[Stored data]
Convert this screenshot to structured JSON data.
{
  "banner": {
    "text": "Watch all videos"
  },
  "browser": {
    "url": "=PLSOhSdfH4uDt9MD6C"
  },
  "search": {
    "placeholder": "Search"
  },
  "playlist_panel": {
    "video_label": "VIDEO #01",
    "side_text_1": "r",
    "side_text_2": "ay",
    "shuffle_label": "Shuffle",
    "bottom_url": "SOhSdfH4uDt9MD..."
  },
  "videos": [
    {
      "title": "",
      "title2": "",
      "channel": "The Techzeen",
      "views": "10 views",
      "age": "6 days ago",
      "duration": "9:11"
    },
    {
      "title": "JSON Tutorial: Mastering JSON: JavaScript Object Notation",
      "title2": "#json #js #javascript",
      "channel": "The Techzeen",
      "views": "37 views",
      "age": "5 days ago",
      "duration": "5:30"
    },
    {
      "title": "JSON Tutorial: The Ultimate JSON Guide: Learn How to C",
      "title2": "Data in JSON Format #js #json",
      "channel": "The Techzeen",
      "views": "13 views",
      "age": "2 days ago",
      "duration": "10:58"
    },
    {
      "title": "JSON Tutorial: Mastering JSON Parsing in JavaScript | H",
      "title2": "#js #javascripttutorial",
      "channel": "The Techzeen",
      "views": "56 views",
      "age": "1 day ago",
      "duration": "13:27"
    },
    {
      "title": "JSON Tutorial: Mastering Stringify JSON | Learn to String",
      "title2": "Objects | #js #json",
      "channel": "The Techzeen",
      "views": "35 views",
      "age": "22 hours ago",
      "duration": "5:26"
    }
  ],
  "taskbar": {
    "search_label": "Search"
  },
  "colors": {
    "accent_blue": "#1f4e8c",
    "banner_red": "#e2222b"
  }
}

## Objective
Reproduce the data shown above exactly.

## Written response
Convert this screenshot to structured JSON data.
{
  "banner": {
    "text": "Watch all videos"
  },
  "browser": {
    "url": "=PLSOhSdfH4uDt9MD6C"
  },
  "search": {
    "placeholder": "Search"
  },
  "playlist_panel": {
    "video_label": "VIDEO #01",
    "side_text_1": "r",
    "side_text_2": "ay",
    "shuffle_label": "Shuffle",
    "bottom_url": "SOhSdfH4uDt9MD..."
  },
  "videos": [
    {
      "title": "",
      "title2": "",
      "channel": "The Techzeen",
      "views": "10 views",
      "age": "6 days ago",
      "duration": "9:11"
    },
    {
      "title": "JSON Tutorial: Mastering JSON: JavaScript Object Notation",
      "title2": "#json #js #javascript",
      "channel": "The Techzeen",
      "views": "37 views",
      "age": "5 days ago",
      "duration": "5:30"
    },
    {
      "title": "JSON Tutorial: The Ultimate JSON Guide: Learn How to C",
      "title2": "Data in JSON Format #js #json",
      "channel": "The Techzeen",
      "views": "13 views",
      "age": "2 days ago",
      "duration": "10:58"
    },
    {
      "title": "JSON Tutorial: Mastering JSON Parsing in JavaScript | H",
      "title2": "#js #javascripttutorial",
      "channel": "The Techzeen",
      "views": "56 views",
      "age": "1 day ago",
      "duration": "13:27"
    },
    {
      "title": "JSON Tutorial: Mastering Stringify JSON | Learn to String",
      "title2": "Objects | #js #json",
      "channel": "The Techzeen",
      "views": "35 views",
      "age": "22 hours ago",
      "duration": "5:26"
    }
  ],
  "taskbar": {
    "search_label": "Search"
  },
  "colors": {
    "accent_blue": "#1f4e8c",
    "banner_red": "#e2222b"
  }
}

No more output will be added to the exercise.